-- EXTRACT follows --
Raul Pereira et al., RSC Chemical Biology, 2022
Aldehyde dehydrogenases (ALDHs) are a family of NAD(P)-dependant enzymes that catalyse the oxidation of aldehydes to carboxylic acids. Endogenous aldehydes can be produced as a result of metabolism of amino acids, alcohols, lipids and vitamins, while exogenous aldehydes can derive from the metabolism of cytotoxic drugs and environmental factors. Currently 19 ALDH isoforms have been characterised in humans, and ALDH1 isoforms (ALDH1A1, ALDH1A2, ALDH1A3) are considered to be of particular interest due to their role in the detoxification of anti-cancer drugs.
ALDH1A1 expression has been correlated with poor overall survival in a range of cancers, including leukemia, lung, liver, pancreatic, breast, colorectal and ovarian cancer. Resistance to chemotherapy represents a significant challenge in the treatment of ovarian cancer, with a high proportion of women ultimately succumbing to recurrent disease. Tumour recurrence arises from drug-resistant tumour cells able to repopulate the tumour niche and seed new lesions. These cells have been termed cancer stem cells (CSCs), and are characterised by high ALDH1A1 expression, alongside other biomarkers such as CD133 and CD44. Extensive effort has focused on the creation of ALDH1A1-targeted therapies, with some showing success in reducing proliferation and expression of stemness markers in CSC-enriched ovarian cancer in vitro models, as well as synergising with cisplatin treatment to improve efficacy. Moreover, inhibition of ALDH1A1 in animal models of ovarian cancer has proven an attractive therapeutic strategy for CSC depletion and the prevention of recurrence.
Given the causal link between ALDH1A1 expression and chemoresistance in some cancers, the identification of high ALDH1A1-expressing tumour represents a clinical challenge that if solved, could significantly improve patient outcomes. Imaging these tumours using ALDH1A1 expression as a marker of chemoresistance could inform therapeutic interventions and offer the chance to tailor bespoke patient treatments. Despite the commercially-available fluorescent imaging agents being widely-adopted for the isolation of ALDH-positive cells in cell culture, the poor tissue penetration of the fluorescent signal and requirement for direct tumour injection currently limits their in vivo utility. In order to circumvent these inherent limitations, the authors and others have proposed the use of positron emission tomography (PET) as an alternative to fluorescence-based imaging. The authors have recently reported that [18F]N-ethyl-6-(fluoro)-N-(4-formylbenzyl)nicotinamide – [18F]1 – has excellent affinity and isozyme selectivity for ALDH1A1 in cancer cells but is rapidly oxidised to its corresponding carboxylic acid in the blood when administered at tracer doses. Here, the authors employed an enzyme-cleavable prodrug strategy to increase the blood stability of our ALDH1A1-targeted radiotracer. Protecting the metabolically labile aldehyde from oxidation maintained ALDH1A1 specificity, producing positive tumour-to-background images in mouse models of ovarian cancer.
-- EXTRACT concluded --
-- EXTRACTED MATERIAL follows --
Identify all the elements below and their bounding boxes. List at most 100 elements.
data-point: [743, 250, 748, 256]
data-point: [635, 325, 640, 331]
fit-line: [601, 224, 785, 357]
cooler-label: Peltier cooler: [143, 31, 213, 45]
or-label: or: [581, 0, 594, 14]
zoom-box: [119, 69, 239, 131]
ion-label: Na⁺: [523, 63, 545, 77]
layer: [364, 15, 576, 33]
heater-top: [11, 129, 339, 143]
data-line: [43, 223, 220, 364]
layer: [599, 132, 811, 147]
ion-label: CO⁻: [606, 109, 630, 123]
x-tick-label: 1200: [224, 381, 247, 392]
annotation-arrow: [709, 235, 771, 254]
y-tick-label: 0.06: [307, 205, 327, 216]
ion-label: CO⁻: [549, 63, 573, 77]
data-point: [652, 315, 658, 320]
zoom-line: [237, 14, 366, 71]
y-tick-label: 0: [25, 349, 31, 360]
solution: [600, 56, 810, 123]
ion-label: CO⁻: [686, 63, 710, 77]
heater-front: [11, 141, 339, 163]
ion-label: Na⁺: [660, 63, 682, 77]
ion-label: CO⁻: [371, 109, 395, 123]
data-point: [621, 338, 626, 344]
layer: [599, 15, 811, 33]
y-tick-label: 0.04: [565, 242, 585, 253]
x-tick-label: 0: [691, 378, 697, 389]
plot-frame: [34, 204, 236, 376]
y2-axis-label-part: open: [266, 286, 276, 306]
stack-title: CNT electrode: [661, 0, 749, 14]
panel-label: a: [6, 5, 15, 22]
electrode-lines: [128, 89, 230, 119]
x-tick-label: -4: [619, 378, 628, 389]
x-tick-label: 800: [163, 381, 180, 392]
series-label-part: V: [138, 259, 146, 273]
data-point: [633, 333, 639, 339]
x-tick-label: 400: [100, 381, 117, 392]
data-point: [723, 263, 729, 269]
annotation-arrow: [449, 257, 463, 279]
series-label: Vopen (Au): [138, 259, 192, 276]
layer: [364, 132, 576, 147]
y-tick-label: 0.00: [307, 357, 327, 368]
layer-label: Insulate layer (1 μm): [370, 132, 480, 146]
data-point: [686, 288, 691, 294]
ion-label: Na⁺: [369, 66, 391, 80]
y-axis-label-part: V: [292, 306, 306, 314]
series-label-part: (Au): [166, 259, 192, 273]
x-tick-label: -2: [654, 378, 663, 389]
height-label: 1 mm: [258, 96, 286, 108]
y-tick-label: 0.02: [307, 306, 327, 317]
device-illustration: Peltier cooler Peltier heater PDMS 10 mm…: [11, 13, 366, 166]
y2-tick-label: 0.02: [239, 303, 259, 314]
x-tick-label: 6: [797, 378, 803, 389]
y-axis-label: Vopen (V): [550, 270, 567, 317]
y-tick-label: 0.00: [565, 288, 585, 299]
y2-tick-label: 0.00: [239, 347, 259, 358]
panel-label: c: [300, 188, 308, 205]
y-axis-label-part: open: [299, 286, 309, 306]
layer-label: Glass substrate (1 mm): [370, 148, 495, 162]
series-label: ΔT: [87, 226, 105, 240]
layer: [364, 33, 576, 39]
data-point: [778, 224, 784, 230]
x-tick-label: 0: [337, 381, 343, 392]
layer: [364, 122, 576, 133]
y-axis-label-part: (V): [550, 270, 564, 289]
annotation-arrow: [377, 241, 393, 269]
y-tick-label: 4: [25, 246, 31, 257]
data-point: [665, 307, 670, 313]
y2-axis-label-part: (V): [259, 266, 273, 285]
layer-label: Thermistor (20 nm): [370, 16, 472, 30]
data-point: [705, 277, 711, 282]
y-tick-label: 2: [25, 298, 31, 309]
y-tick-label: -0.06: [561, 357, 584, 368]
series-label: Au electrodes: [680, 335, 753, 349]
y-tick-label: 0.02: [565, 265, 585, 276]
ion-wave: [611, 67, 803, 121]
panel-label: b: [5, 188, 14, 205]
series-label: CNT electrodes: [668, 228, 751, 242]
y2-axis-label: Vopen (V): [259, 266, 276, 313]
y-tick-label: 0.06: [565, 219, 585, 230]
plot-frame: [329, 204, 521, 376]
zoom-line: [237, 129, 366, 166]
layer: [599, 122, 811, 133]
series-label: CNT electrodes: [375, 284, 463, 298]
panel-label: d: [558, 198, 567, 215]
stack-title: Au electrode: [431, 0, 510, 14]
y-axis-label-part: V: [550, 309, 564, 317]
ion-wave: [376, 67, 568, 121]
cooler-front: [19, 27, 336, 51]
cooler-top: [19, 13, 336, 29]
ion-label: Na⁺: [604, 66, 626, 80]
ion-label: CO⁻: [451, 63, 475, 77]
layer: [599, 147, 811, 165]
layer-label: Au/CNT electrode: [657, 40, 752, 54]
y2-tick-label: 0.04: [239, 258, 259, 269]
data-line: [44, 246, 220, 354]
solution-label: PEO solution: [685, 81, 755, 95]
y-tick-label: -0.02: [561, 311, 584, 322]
-- EXTRACTED MATERIAL concluded --
> _ACTIVITY_: Please return the part of the ALDH1A1 summary starting at "Raul Pereira et" and ending at "of anti-cancer drugs.", copied word for word. The data have no connection to the ALDH1A1 summary.

> _WORKED SOLUTION_:
Raul Pereira et al., RSC Chemical Biology, 2022
Aldehyde dehydrogenases (ALDHs) are a family of NAD(P)-dependant enzymes that catalyse the oxidation of aldehydes to carboxylic acids. Endogenous aldehydes can be produced as a result of metabolism of amino acids, alcohols, lipids and vitamins, while exogenous aldehydes can derive from the metabolism of cytotoxic drugs and environmental factors. Currently 19 ALDH isoforms have been characterised in humans, and ALDH1 isoforms (ALDH1A1, ALDH1A2, ALDH1A3) are considered to be of particular interest due to their role in the detoxification of anti-cancer drugs.